▶ [Exercise]: Starting at the line that contains "What data populates", copy each line through the end of the listing below. Include both ends and output nothing more.

▶ [Raw records]:
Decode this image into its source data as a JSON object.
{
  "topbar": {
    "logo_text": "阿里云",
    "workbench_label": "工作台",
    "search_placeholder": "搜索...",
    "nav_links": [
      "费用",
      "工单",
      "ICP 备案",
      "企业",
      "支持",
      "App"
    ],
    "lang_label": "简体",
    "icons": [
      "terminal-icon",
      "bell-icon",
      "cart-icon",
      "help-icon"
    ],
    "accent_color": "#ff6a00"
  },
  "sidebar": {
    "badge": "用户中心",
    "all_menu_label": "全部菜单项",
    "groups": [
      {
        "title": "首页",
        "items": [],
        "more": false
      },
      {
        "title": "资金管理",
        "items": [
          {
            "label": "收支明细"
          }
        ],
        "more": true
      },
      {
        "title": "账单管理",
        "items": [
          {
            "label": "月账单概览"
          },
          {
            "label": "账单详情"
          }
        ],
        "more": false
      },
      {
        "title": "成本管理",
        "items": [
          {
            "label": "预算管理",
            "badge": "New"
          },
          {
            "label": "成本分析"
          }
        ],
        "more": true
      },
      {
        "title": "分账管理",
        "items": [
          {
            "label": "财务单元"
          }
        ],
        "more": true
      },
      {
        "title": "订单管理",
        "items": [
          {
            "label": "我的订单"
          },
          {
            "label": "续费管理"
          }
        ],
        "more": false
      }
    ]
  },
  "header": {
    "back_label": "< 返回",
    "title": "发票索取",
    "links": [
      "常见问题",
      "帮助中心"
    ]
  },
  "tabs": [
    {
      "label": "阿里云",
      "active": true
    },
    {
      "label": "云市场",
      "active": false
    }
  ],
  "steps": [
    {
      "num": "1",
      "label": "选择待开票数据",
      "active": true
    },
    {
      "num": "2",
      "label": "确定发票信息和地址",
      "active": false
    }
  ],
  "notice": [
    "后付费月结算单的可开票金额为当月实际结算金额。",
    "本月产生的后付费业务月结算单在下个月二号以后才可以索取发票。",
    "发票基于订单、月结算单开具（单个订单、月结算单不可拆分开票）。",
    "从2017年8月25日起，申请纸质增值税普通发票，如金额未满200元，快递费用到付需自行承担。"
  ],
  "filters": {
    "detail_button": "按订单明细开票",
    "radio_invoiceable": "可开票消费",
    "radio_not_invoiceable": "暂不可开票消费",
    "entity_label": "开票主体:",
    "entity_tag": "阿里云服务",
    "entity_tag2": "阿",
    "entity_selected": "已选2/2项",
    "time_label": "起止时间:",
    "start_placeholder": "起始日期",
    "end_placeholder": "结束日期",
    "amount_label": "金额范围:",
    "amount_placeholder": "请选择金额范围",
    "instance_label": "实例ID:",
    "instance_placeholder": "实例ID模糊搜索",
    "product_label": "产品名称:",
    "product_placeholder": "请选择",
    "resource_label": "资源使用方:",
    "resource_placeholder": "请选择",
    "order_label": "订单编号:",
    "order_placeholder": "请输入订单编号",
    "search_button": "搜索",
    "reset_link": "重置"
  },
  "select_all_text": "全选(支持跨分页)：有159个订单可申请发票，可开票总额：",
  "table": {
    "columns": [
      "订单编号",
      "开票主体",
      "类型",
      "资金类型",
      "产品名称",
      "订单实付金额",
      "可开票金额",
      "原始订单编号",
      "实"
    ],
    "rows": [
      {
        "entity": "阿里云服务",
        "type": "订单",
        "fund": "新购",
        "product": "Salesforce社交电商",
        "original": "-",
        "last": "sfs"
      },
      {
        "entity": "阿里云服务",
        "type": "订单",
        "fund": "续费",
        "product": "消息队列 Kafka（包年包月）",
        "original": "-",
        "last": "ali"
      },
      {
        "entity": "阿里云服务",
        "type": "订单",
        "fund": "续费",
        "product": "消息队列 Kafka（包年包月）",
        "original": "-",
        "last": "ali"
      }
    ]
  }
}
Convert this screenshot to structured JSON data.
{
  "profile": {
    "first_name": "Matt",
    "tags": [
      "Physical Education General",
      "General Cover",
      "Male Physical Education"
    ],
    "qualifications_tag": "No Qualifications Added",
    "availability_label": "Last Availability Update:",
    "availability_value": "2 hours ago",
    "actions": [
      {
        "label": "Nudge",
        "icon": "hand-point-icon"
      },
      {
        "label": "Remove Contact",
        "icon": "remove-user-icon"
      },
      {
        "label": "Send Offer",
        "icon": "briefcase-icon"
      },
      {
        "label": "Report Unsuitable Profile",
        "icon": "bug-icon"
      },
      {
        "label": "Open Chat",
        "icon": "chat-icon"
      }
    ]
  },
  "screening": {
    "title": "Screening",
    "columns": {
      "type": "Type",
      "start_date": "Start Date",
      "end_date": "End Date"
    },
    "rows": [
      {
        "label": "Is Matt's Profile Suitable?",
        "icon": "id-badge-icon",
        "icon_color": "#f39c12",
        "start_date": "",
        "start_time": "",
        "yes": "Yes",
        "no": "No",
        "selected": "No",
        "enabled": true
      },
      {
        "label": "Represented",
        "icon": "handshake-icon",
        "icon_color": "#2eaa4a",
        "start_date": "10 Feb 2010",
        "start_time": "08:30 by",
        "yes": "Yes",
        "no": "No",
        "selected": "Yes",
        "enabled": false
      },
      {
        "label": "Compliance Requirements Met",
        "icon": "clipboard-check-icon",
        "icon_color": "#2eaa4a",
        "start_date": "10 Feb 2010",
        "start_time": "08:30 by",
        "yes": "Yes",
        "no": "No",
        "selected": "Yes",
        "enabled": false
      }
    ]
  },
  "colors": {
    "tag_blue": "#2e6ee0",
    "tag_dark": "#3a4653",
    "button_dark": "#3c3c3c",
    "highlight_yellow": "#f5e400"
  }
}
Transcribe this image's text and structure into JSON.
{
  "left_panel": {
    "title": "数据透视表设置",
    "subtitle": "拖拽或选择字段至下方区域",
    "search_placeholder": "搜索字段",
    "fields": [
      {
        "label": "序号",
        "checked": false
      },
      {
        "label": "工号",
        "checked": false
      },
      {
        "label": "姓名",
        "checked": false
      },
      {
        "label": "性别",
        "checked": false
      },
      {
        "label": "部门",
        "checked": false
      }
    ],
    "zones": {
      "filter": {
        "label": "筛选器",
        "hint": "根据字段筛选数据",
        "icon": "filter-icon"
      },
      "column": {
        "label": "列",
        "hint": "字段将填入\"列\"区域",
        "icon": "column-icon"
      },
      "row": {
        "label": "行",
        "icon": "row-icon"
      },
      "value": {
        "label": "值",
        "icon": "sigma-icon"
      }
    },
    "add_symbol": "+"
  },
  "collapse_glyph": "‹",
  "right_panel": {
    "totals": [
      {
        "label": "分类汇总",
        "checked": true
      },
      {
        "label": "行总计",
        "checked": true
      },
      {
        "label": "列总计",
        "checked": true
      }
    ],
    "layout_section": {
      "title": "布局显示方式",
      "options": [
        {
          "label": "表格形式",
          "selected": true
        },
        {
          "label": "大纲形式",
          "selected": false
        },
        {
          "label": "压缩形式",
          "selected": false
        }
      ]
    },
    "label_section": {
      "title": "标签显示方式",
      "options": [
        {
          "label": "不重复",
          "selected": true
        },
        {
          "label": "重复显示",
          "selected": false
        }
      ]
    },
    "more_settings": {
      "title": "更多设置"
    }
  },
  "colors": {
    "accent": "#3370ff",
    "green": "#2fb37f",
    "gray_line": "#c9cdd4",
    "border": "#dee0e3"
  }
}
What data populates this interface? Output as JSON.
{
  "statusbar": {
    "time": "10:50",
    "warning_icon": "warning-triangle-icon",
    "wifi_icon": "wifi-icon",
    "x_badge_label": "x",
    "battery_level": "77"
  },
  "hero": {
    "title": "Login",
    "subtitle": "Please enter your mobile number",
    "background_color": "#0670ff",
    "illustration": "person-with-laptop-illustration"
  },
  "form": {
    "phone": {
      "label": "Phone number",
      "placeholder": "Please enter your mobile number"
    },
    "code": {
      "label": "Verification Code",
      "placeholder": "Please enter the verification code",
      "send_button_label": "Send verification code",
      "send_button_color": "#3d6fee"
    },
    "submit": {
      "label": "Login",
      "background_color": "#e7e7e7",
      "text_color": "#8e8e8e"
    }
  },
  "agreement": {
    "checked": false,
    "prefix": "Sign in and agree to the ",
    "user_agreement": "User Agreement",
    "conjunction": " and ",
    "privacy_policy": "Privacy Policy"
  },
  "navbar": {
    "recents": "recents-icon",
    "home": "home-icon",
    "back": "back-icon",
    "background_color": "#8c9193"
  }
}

▶ [Answer below]:
What data populates this interface? Output as JSON.
{
  "statusbar": {
    "time": "10:50",
    "warning_icon": "warning-triangle-icon",
    "wifi_icon": "wifi-icon",
    "x_badge_label": "x",
    "battery_level": "77"
  },
  "hero": {
    "title": "Login",
    "subtitle": "Please enter your mobile number",
    "background_color": "#0670ff",
    "illustration": "person-with-laptop-illustration"
  },
  "form": {
    "phone": {
      "label": "Phone number",
      "placeholder": "Please enter your mobile number"
    },
    "code": {
      "label": "Verification Code",
      "placeholder": "Please enter the verification code",
      "send_button_label": "Send verification code",
      "send_button_color": "#3d6fee"
    },
    "submit": {
      "label": "Login",
      "background_color": "#e7e7e7",
      "text_color": "#8e8e8e"
    }
  },
  "agreement": {
    "checked": false,
    "prefix": "Sign in and agree to the ",
    "user_agreement": "User Agreement",
    "conjunction": " and ",
    "privacy_policy": "Privacy Policy"
  },
  "navbar": {
    "recents": "recents-icon",
    "home": "home-icon",
    "back": "back-icon",
    "background_color": "#8c9193"
  }
}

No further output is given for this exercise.